## TEXT FOR ANALYSIS
▬▬▬
Mystery object next to a crescent moon

Save one. Miller and Abt, who had not expected their profession to come calling, stared in wonder. Painted on the rock at the back of a deep cave, the pictograph depicted a circle abutting a crescent. The crescent, agreed the two astronomers, clearly represented the new moon. The object next to it must have been something very large or bright in the sky. But what was it?

Fascinated, he and Abt set out again one year later, this time with a grant from the
Museum of Northern Arizona and a guide from the Navajo Nation. He and Abt found a second example of astronomical rock art in Binne Etteni Canyon about 16km north of White Mesa. The photo Miller took shows another large circle next to a crescent, each carved into the stone itself.

What had the medieval Pueblo seen in the sky that moved them to paint and carve images of it in the stones? Miller thought he knew: a supernova. When massive stars run out of fuel, their outer layers collapse under the force of their own gravity and rebound off the hard iron core, creating a sudden explosion of matter and light visible from galaxies away.

The supernova of 1054

The late Medieval period saw a striking concentration of nearby supernovas, but Miller had one candidate in particular. The supernova of 1054— known as SN 1054— was so bright that Chinese records describe it as being visible during the day for three weeks. Its remains became the Crab Nebula, an orange-green nest of matter clawing into empty space, and one of the most popular objects for amateur astronomy observations.

It’s easy to understand why Miller’s hypothesis was a powerful one. There’s an emotional appeal in the thought that 11th-century artists successfully communicated through the millennia that they witnessed the creation of a nebula we still marvel at today. His theory gained traction in the ensuing decades, as researchers identified dozens of similar astronomical petroglyphs and pictographs across the Southwest, in sites from California to Texas and Utah to Mexico.

The most famous -– a pictograph at Chaco Canyon in New Mexico –- shows a hand, the moon, and a circular object bursting with rays. Today the supernova theory is widespread, enduring on placards at sites, on official tourism websites, and in college astronomy classes.

But do the so-called supernova renditions really depict SN 1054?

The supernova theory criticized

Even as Japanese and Abbasid records of SN 1054 came to light in the late 20th century, scholars in both astronomy and archaeology began doubting the idea that these pieces of rock art all represented SN 1054.
▬▬▬
## PROVIDED MATERIAL
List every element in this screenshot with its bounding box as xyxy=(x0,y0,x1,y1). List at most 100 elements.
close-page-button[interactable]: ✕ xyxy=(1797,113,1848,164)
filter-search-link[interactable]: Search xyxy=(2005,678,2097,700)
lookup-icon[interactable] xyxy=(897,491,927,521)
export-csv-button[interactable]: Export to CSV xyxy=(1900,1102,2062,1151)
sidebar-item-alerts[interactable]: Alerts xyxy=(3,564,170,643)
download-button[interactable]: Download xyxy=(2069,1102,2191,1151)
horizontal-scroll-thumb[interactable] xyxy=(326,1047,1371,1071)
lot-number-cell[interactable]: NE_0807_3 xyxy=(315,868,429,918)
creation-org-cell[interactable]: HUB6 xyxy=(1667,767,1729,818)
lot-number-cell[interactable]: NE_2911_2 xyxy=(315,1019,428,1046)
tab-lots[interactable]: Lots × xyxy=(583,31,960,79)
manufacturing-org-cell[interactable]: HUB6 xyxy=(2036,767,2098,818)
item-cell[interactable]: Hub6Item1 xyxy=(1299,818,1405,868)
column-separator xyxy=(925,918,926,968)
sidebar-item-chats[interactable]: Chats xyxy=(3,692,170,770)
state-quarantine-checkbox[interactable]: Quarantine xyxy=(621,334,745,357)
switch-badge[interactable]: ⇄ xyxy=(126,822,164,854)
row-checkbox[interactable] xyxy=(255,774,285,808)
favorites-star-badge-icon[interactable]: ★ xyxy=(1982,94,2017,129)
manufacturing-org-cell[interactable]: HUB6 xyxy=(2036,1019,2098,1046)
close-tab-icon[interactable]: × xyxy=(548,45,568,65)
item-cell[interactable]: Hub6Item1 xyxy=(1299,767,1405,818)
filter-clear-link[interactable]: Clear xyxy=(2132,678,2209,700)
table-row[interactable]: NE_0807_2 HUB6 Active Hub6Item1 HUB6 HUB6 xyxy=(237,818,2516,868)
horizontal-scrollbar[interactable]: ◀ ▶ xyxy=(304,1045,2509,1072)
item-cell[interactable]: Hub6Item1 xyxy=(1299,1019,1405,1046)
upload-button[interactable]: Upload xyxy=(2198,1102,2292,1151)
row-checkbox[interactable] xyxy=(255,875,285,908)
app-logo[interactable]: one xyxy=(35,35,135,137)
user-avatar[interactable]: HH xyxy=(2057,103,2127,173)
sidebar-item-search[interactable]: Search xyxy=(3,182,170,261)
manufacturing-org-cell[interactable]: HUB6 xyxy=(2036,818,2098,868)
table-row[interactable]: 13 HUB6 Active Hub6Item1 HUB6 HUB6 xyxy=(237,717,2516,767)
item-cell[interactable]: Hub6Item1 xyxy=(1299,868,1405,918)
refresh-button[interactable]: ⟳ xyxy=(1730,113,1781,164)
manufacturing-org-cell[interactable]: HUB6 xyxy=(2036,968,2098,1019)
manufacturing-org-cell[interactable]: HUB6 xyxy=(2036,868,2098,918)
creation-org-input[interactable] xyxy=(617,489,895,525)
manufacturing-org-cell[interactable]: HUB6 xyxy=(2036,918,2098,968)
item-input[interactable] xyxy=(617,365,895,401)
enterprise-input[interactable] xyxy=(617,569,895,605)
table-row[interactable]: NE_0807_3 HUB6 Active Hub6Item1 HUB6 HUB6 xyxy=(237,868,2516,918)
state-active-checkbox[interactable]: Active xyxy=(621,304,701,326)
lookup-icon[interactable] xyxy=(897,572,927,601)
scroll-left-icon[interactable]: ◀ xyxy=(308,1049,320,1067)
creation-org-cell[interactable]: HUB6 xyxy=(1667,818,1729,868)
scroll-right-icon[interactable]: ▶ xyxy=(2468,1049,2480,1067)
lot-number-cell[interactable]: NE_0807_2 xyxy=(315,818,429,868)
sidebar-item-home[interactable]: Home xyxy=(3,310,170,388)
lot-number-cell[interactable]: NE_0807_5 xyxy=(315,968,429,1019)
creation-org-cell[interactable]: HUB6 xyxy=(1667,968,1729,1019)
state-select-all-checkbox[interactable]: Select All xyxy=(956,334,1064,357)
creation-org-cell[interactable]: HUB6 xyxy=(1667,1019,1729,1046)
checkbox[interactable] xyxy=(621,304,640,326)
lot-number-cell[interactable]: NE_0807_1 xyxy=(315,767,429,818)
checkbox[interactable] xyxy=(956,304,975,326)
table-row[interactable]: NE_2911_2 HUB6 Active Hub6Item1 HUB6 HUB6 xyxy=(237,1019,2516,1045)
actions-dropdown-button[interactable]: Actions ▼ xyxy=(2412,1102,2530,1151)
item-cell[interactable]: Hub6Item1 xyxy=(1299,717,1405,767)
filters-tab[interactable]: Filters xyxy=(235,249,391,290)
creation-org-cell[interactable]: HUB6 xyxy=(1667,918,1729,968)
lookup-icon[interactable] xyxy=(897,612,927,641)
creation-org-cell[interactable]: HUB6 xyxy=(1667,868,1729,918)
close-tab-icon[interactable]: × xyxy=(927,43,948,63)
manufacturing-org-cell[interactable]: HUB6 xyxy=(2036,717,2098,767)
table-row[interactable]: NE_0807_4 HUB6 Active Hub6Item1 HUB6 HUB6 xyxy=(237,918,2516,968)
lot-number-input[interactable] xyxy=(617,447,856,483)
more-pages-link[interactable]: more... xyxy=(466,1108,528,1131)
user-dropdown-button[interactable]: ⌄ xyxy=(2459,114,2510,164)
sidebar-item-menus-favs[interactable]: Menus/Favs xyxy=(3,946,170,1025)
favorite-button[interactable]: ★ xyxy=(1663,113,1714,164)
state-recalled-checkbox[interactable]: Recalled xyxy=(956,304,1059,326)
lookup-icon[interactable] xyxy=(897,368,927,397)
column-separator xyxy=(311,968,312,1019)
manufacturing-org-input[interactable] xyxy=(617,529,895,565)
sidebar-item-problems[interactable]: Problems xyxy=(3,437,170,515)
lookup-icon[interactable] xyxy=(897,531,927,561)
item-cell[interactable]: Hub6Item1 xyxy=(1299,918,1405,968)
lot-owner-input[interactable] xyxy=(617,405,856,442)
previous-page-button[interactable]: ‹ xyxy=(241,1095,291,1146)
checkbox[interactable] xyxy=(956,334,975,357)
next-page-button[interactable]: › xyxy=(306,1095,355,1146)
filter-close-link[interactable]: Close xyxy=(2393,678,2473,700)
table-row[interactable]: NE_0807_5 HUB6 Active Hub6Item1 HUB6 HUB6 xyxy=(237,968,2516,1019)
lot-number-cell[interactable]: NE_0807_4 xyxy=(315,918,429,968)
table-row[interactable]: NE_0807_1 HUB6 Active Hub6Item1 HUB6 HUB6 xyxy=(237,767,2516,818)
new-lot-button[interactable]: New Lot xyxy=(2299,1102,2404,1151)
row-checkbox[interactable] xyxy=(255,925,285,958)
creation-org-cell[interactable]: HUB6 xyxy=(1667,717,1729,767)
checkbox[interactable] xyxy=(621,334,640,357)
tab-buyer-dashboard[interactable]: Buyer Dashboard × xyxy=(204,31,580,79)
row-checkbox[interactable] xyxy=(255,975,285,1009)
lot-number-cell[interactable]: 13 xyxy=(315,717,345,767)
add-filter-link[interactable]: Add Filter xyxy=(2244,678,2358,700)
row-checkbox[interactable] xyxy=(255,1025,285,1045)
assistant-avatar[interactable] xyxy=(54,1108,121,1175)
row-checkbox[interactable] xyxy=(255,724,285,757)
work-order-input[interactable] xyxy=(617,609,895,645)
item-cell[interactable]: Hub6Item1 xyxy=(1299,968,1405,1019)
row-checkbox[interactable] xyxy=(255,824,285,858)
▬▬▬
## DIRECTIONS
1. Return, word for word, the part of the rock-art text from "The late Medieval" to "Utah to Mexico.".
2. Translate this sentence from the rock-art text into Spanish: "The crescent, agreed the two astronomers, clearly represented the new moon."
The records were taken from a different source than the rock-art text.

## WRITTEN RESPONSES
1.
The late Medieval period saw a striking concentration of nearby supernovas, but Miller had one candidate in particular. The supernova of 1054— known as SN 1054— was so bright that Chinese records describe it as being visible during the day for three weeks. Its remains became the Crab Nebula, an orange-green nest of matter clawing into empty space, and one of the most popular objects for amateur astronomy observations.

It’s easy to understand why Miller’s hypothesis was a powerful one. There’s an emotional appeal in the thought that 11th-century artists successfully communicated through the millennia that they witnessed the creation of a nebula we still marvel at today. His theory gained traction in the ensuing decades, as researchers identified dozens of similar astronomical petroglyphs and pictographs across the Southwest, in sites from California to Texas and Utah to Mexico.

2. La media luna, coincidieron los dos astrónomos, representaba claramente la luna nueva.